- Stated problem
Count the lines in the data below where the string "einem" occurs, please, and give the number alone.
#####
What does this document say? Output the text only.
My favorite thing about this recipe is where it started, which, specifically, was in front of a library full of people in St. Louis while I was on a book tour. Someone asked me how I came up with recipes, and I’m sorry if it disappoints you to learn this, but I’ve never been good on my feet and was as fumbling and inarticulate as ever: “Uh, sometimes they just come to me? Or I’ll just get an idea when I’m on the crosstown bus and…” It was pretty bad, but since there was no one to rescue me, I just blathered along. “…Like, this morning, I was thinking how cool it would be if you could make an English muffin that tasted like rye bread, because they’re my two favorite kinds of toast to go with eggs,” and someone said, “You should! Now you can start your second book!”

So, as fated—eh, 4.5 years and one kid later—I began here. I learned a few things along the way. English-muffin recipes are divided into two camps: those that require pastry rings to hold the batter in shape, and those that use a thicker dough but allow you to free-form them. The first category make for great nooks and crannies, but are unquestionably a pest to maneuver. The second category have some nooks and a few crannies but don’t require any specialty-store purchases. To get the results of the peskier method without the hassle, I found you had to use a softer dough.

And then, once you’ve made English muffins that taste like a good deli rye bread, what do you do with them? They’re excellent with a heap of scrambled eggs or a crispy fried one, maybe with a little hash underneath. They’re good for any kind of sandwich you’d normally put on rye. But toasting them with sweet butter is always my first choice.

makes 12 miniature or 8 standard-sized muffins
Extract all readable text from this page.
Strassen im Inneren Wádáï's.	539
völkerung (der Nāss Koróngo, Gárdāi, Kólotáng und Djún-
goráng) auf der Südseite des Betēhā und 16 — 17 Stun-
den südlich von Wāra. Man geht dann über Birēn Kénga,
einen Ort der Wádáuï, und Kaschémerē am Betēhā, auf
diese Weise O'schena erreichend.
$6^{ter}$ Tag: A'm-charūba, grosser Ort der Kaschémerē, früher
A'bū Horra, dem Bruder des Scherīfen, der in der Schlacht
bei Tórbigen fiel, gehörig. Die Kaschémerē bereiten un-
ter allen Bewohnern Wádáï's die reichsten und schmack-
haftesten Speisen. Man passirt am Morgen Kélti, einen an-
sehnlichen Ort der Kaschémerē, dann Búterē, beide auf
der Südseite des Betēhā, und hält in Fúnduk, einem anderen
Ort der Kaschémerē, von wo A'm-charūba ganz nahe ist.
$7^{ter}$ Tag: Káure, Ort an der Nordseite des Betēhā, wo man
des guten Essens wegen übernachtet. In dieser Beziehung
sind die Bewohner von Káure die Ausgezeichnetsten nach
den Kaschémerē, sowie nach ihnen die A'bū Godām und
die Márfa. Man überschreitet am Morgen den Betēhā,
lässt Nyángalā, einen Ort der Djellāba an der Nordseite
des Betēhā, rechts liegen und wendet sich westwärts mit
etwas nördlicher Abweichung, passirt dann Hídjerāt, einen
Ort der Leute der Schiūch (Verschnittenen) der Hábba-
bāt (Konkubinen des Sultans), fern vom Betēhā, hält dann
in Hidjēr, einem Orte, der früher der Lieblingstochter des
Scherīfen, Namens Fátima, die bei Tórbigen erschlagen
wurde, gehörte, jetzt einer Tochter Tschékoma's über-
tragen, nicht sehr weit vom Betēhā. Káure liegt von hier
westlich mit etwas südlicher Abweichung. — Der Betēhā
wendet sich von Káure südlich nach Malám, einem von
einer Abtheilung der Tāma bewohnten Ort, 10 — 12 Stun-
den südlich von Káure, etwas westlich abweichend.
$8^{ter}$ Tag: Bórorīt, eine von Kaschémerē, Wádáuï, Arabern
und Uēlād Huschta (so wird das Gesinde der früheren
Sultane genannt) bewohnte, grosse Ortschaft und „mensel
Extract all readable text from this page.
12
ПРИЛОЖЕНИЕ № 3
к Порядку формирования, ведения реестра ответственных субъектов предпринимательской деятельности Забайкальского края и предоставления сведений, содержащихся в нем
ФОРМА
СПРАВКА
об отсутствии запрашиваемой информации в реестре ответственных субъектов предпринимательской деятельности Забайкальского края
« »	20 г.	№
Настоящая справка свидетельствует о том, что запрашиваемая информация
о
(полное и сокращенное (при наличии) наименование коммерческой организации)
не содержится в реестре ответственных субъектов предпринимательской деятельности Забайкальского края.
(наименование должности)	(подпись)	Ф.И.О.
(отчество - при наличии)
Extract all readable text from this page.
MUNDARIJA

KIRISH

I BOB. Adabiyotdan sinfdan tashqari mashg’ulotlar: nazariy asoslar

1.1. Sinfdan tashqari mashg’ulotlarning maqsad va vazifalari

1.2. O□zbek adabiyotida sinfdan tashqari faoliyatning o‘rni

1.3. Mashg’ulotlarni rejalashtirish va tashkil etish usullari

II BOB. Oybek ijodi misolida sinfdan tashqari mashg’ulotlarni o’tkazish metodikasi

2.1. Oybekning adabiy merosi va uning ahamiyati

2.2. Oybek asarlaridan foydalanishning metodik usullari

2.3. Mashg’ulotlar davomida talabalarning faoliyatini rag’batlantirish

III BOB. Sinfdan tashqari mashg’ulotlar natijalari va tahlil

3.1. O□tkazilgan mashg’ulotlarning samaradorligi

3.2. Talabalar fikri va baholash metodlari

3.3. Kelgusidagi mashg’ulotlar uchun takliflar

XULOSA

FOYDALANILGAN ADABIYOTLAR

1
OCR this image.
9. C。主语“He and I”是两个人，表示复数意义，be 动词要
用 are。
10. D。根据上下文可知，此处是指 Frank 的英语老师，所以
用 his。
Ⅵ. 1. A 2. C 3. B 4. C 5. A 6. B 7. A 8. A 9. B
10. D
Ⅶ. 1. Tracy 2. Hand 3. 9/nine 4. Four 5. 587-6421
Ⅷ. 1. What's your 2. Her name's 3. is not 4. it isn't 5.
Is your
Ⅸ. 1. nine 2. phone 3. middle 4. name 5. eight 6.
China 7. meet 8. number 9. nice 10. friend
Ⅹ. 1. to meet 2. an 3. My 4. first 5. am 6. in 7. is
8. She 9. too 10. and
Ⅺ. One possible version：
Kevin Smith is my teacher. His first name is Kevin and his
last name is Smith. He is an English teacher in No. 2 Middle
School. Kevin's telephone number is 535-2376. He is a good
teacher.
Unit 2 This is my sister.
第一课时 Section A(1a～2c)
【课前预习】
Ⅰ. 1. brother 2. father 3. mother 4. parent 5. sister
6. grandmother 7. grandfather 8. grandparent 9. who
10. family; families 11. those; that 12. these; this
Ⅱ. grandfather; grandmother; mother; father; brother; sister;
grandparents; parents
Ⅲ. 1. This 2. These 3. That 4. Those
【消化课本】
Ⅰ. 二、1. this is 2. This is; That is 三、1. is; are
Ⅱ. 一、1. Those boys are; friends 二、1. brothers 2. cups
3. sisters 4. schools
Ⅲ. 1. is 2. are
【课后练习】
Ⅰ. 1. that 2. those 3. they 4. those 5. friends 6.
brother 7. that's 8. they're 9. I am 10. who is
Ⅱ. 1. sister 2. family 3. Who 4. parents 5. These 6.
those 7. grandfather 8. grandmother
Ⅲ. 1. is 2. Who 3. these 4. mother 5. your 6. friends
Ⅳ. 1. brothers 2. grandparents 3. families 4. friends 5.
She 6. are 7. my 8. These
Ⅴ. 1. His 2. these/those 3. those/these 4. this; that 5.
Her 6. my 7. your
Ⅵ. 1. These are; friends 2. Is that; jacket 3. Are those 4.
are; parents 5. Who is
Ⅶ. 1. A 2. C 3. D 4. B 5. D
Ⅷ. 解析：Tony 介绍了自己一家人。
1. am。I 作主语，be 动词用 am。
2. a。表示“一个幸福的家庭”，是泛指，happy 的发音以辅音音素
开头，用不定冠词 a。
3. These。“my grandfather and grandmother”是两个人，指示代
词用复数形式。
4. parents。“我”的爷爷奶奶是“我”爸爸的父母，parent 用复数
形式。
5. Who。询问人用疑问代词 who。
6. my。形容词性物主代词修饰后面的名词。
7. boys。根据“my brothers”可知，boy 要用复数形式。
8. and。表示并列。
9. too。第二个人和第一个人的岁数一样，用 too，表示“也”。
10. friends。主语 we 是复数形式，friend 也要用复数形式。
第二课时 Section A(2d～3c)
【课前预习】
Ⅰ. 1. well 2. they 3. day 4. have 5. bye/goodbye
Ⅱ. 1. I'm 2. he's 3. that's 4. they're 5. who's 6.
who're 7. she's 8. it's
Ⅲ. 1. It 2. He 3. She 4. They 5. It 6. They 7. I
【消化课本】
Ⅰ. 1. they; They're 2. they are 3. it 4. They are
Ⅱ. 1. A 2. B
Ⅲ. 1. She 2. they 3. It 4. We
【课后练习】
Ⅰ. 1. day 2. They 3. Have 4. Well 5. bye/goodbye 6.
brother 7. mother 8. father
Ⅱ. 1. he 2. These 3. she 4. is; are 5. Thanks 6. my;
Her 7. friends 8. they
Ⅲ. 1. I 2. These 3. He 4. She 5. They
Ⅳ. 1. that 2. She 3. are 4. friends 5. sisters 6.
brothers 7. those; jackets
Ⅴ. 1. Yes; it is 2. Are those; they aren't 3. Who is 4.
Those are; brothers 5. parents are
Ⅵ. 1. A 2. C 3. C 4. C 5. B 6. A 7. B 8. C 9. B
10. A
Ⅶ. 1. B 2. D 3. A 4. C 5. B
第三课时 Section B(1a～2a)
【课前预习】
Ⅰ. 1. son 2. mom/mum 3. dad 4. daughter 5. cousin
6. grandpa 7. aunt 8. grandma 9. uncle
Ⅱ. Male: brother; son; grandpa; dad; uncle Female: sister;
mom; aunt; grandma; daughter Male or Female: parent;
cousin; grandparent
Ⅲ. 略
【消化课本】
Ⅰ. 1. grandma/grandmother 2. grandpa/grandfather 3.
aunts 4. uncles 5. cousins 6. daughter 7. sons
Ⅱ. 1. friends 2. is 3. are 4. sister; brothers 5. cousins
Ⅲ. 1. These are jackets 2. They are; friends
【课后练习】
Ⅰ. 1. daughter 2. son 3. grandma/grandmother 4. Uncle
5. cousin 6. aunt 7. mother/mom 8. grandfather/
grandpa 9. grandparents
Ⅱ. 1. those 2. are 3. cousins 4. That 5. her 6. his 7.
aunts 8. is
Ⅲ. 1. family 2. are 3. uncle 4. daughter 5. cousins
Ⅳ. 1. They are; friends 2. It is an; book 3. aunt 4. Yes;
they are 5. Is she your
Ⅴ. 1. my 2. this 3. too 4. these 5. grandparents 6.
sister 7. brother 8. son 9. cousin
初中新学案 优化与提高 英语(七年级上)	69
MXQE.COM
#####
- Result for this exercise
3